The exercise — All of the lines below are to be transcribed faithfully, with pictures excluded from the copy.

- - -

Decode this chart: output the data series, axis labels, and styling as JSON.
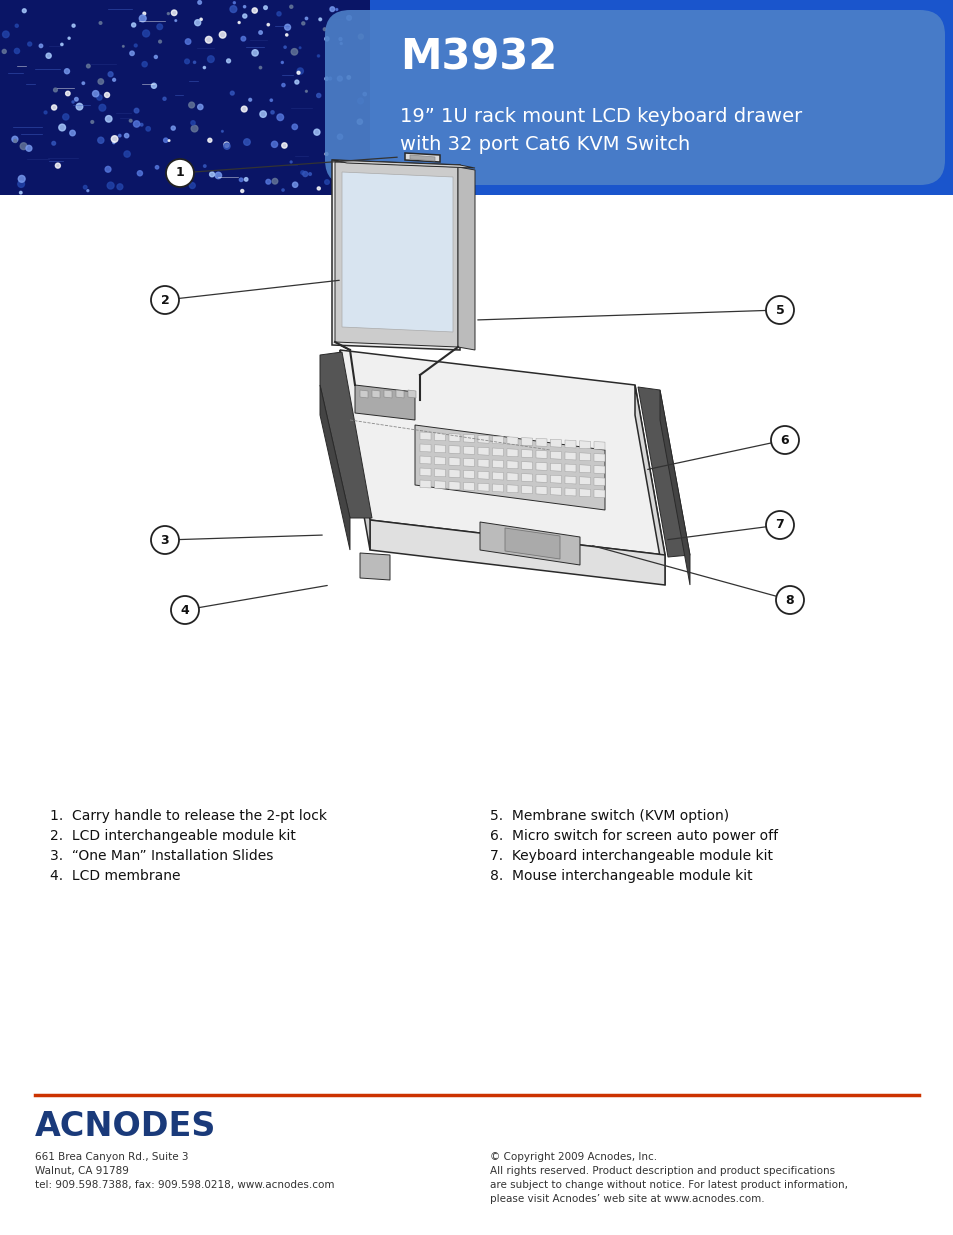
{
  "title": "M3932",
  "subtitle": "19” 1U rack mount LCD keyboard drawer\nwith 32 port Cat6 KVM Switch",
  "header_bg_color": "#1a55cc",
  "header_text_box_color": "#5588cc",
  "title_color": "#ffffff",
  "subtitle_color": "#ffffff",
  "page_bg": "#ffffff",
  "labels_left": [
    "1.  Carry handle to release the 2-pt lock",
    "2.  LCD interchangeable module kit",
    "3.  “One Man” Installation Slides",
    "4.  LCD membrane"
  ],
  "labels_right": [
    "5.  Membrane switch (KVM option)",
    "6.  Micro switch for screen auto power off",
    "7.  Keyboard interchangeable module kit",
    "8.  Mouse interchangeable module kit"
  ],
  "footer_line_color": "#cc3300",
  "acnodes_color": "#1a3a7a",
  "acnodes_text": "ACNODES",
  "footer_left_lines": [
    "661 Brea Canyon Rd., Suite 3",
    "Walnut, CA 91789",
    "tel: 909.598.7388, fax: 909.598.0218, www.acnodes.com"
  ],
  "footer_right_lines": [
    "© Copyright 2009 Acnodes, Inc.",
    "All rights reserved. Product description and product specifications",
    "are subject to change without notice. For latest product information,",
    "please visit Acnodes’ web site at www.acnodes.com."
  ]
}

- - -

Task output —
Decode this chart: output the data series, axis labels, and styling as JSON.
{
  "title": "M3932",
  "subtitle": "19” 1U rack mount LCD keyboard drawer\nwith 32 port Cat6 KVM Switch",
  "header_bg_color": "#1a55cc",
  "header_text_box_color": "#5588cc",
  "title_color": "#ffffff",
  "subtitle_color": "#ffffff",
  "page_bg": "#ffffff",
  "labels_left": [
    "1.  Carry handle to release the 2-pt lock",
    "2.  LCD interchangeable module kit",
    "3.  “One Man” Installation Slides",
    "4.  LCD membrane"
  ],
  "labels_right": [
    "5.  Membrane switch (KVM option)",
    "6.  Micro switch for screen auto power off",
    "7.  Keyboard interchangeable module kit",
    "8.  Mouse interchangeable module kit"
  ],
  "footer_line_color": "#cc3300",
  "acnodes_color": "#1a3a7a",
  "acnodes_text": "ACNODES",
  "footer_left_lines": [
    "661 Brea Canyon Rd., Suite 3",
    "Walnut, CA 91789",
    "tel: 909.598.7388, fax: 909.598.0218, www.acnodes.com"
  ],
  "footer_right_lines": [
    "© Copyright 2009 Acnodes, Inc.",
    "All rights reserved. Product description and product specifications",
    "are subject to change without notice. For latest product information,",
    "please visit Acnodes’ web site at www.acnodes.com."
  ]
}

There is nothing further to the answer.